[start of Supplied text]

It’s truly hard to believe that The Simpsons has been on the air for eighteen years. I vividly remember my elementary school years, when The Simpsons premiered, and Bart was public enemy number one in the minds of all the parents. They were worried we’d start calling our dad by his first name, or pick up various uses of the word “hell.” With today’s options, it all seems so tame in comparison. The Simpsons has always played on society, and that’s why it can be around forever if it wants to be.
It’s also hard to believe that, in those first seventeen years, The Simpsons never saw the big screen. This film has been a long time coming, and it’s comforting to say that this incarnation is a success. It doesn’t get everything right, but it throws enough rapid-fire gags and signature Simpsons licks at the wall to win over just about everyone. You know you’re in for a good time when just the opening sequence is more effective than most full-length comedies this year.
The plot is amazingly scattershot, but it goes something like this: Springfield is in the midst of a pollution nightmare. The local lake is basically acid and attempts to educate the population have fallen on deaf ears. When Homer accidentally dumps a silo of pig manure (it’s not worth even trying to explain here) into the lake, Springfield is sent over the edge. The EPA intervenes, placing a clear dome over the entire city. Through many circumstances, Homer finds himself as not only the city’s sole hope for survival, but also at a crossroads with his own family.

[end of Supplied text]
[start of Data lines]

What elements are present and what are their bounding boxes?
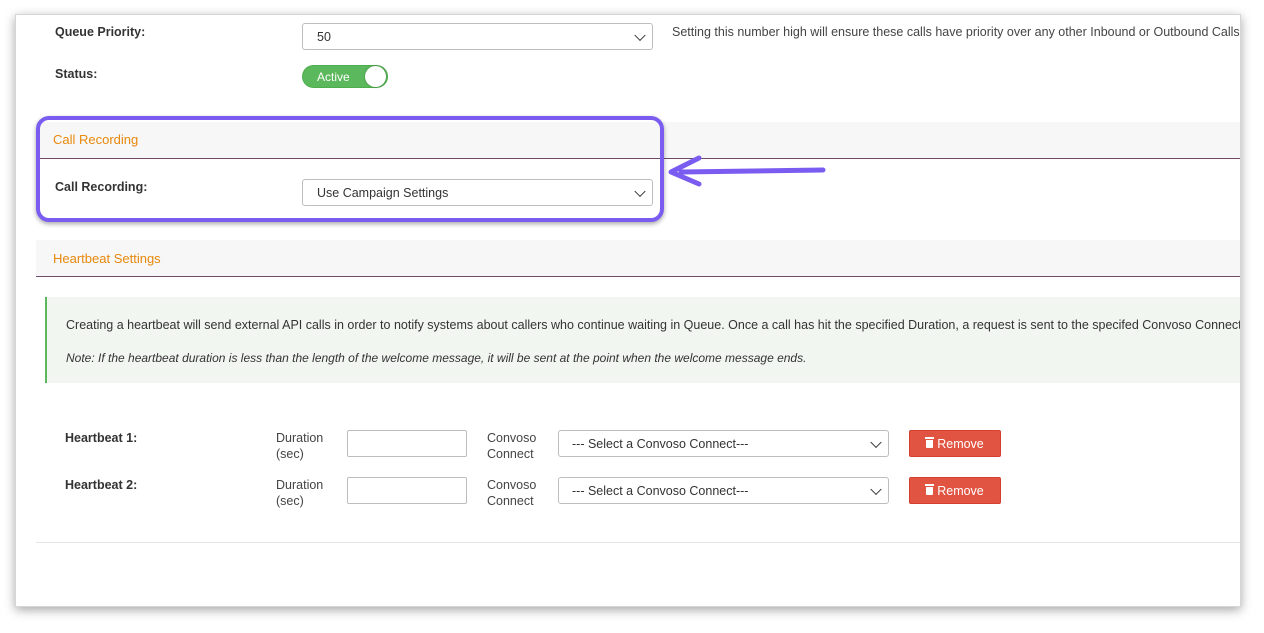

[end of Data lines]

Problem requirements
According to the Simpsons movie review, what does the EPA place over Springfield? The data has nothing to do with the Simpsons movie review.

Written answer
A clear dome over the entire city.